Written instruction:
Transcribe the whole listing below without changing a word, but leave out every image.

Data entries:
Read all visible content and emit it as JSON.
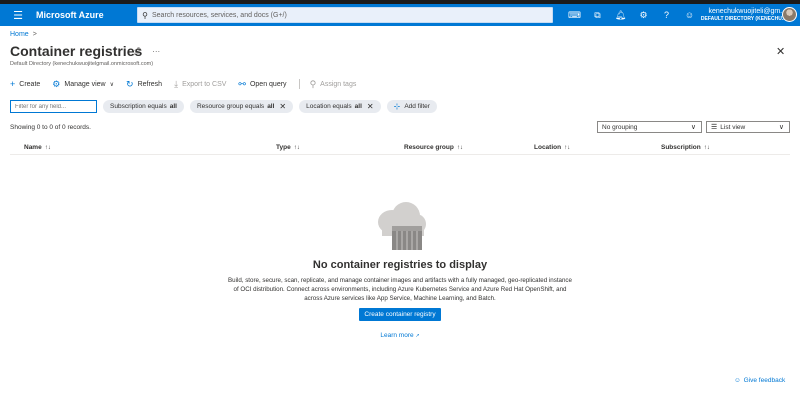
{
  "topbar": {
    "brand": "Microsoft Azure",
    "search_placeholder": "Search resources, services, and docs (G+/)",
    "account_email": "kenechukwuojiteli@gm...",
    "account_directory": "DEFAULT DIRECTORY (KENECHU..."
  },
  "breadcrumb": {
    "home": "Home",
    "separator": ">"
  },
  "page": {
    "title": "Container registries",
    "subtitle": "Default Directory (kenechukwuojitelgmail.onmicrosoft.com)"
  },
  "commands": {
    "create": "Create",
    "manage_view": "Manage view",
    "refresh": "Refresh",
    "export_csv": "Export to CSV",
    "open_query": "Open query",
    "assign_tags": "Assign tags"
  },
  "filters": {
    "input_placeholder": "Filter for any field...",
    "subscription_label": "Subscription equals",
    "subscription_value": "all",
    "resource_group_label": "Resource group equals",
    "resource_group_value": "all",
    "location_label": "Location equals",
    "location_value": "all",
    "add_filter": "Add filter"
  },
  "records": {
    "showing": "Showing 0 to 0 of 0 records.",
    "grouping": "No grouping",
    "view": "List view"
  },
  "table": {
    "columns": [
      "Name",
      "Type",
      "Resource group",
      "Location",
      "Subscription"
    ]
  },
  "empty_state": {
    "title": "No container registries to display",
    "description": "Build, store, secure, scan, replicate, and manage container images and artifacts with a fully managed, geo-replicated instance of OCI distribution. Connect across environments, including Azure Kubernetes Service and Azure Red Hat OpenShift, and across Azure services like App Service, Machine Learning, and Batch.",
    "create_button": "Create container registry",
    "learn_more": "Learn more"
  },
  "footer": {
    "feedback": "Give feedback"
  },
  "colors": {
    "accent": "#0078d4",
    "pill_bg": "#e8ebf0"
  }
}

Completed exercise:
Read all visible content and emit it as JSON.
{
  "topbar": {
    "brand": "Microsoft Azure",
    "search_placeholder": "Search resources, services, and docs (G+/)",
    "account_email": "kenechukwuojiteli@gm...",
    "account_directory": "DEFAULT DIRECTORY (KENECHU..."
  },
  "breadcrumb": {
    "home": "Home",
    "separator": ">"
  },
  "page": {
    "title": "Container registries",
    "subtitle": "Default Directory (kenechukwuojitelgmail.onmicrosoft.com)"
  },
  "commands": {
    "create": "Create",
    "manage_view": "Manage view",
    "refresh": "Refresh",
    "export_csv": "Export to CSV",
    "open_query": "Open query",
    "assign_tags": "Assign tags"
  },
  "filters": {
    "input_placeholder": "Filter for any field...",
    "subscription_label": "Subscription equals",
    "subscription_value": "all",
    "resource_group_label": "Resource group equals",
    "resource_group_value": "all",
    "location_label": "Location equals",
    "location_value": "all",
    "add_filter": "Add filter"
  },
  "records": {
    "showing": "Showing 0 to 0 of 0 records.",
    "grouping": "No grouping",
    "view": "List view"
  },
  "table": {
    "columns": [
      "Name",
      "Type",
      "Resource group",
      "Location",
      "Subscription"
    ]
  },
  "empty_state": {
    "title": "No container registries to display",
    "description": "Build, store, secure, scan, replicate, and manage container images and artifacts with a fully managed, geo-replicated instance of OCI distribution. Connect across environments, including Azure Kubernetes Service and Azure Red Hat OpenShift, and across Azure services like App Service, Machine Learning, and Batch.",
    "create_button": "Create container registry",
    "learn_more": "Learn more"
  },
  "footer": {
    "feedback": "Give feedback"
  },
  "colors": {
    "accent": "#0078d4",
    "pill_bg": "#e8ebf0"
  }
}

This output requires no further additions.